(Dataset items)
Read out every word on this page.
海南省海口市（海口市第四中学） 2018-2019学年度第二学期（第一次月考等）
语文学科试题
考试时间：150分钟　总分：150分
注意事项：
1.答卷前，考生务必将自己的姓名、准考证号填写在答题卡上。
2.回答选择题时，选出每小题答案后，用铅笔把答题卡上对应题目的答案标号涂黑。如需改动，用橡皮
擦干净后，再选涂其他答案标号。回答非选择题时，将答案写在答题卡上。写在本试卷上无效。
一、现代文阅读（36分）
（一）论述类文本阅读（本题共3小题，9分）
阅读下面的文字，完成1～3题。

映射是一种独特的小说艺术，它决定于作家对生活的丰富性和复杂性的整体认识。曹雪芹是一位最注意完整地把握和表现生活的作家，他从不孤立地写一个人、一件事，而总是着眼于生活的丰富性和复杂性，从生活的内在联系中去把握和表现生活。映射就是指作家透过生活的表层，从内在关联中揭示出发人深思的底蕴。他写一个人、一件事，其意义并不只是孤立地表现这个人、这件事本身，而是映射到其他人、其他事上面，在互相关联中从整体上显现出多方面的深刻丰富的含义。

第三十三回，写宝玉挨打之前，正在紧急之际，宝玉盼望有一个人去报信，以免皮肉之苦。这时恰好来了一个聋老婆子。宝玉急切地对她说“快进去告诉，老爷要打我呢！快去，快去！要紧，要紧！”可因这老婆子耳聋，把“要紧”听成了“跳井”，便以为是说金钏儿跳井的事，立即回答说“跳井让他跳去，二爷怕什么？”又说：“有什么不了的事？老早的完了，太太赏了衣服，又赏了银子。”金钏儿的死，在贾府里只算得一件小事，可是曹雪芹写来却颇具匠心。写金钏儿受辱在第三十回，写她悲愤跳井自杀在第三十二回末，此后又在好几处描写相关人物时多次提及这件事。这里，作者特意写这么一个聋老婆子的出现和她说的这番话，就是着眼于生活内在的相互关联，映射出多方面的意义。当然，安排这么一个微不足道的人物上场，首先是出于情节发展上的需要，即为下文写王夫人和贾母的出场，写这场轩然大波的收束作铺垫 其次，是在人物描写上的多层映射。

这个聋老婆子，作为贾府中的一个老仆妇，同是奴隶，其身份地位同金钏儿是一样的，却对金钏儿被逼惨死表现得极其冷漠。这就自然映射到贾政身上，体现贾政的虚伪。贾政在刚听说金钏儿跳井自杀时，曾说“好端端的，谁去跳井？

* Set exercise
Write out the complete set of records exactly as given.

* The output
Read out every word on this page.
海南省海口市（海口市第四中学） 2018-2019学年度第二学期（第一次月考等）
语文学科试题
考试时间：150分钟　总分：150分
注意事项：
1.答卷前，考生务必将自己的姓名、准考证号填写在答题卡上。
2.回答选择题时，选出每小题答案后，用铅笔把答题卡上对应题目的答案标号涂黑。如需改动，用橡皮
擦干净后，再选涂其他答案标号。回答非选择题时，将答案写在答题卡上。写在本试卷上无效。
一、现代文阅读（36分）
（一）论述类文本阅读（本题共3小题，9分）
阅读下面的文字，完成1～3题。

映射是一种独特的小说艺术，它决定于作家对生活的丰富性和复杂性的整体认识。曹雪芹是一位最注意完整地把握和表现生活的作家，他从不孤立地写一个人、一件事，而总是着眼于生活的丰富性和复杂性，从生活的内在联系中去把握和表现生活。映射就是指作家透过生活的表层，从内在关联中揭示出发人深思的底蕴。他写一个人、一件事，其意义并不只是孤立地表现这个人、这件事本身，而是映射到其他人、其他事上面，在互相关联中从整体上显现出多方面的深刻丰富的含义。

第三十三回，写宝玉挨打之前，正在紧急之际，宝玉盼望有一个人去报信，以免皮肉之苦。这时恰好来了一个聋老婆子。宝玉急切地对她说“快进去告诉，老爷要打我呢！快去，快去！要紧，要紧！”可因这老婆子耳聋，把“要紧”听成了“跳井”，便以为是说金钏儿跳井的事，立即回答说“跳井让他跳去，二爷怕什么？”又说：“有什么不了的事？老早的完了，太太赏了衣服，又赏了银子。”金钏儿的死，在贾府里只算得一件小事，可是曹雪芹写来却颇具匠心。写金钏儿受辱在第三十回，写她悲愤跳井自杀在第三十二回末，此后又在好几处描写相关人物时多次提及这件事。这里，作者特意写这么一个聋老婆子的出现和她说的这番话，就是着眼于生活内在的相互关联，映射出多方面的意义。当然，安排这么一个微不足道的人物上场，首先是出于情节发展上的需要，即为下文写王夫人和贾母的出场，写这场轩然大波的收束作铺垫 其次，是在人物描写上的多层映射。

这个聋老婆子，作为贾府中的一个老仆妇，同是奴隶，其身份地位同金钏儿是一样的，却对金钏儿被逼惨死表现得极其冷漠。这就自然映射到贾政身上，体现贾政的虚伪。贾政在刚听说金钏儿跳井自杀时，曾说“好端端的，谁去跳井？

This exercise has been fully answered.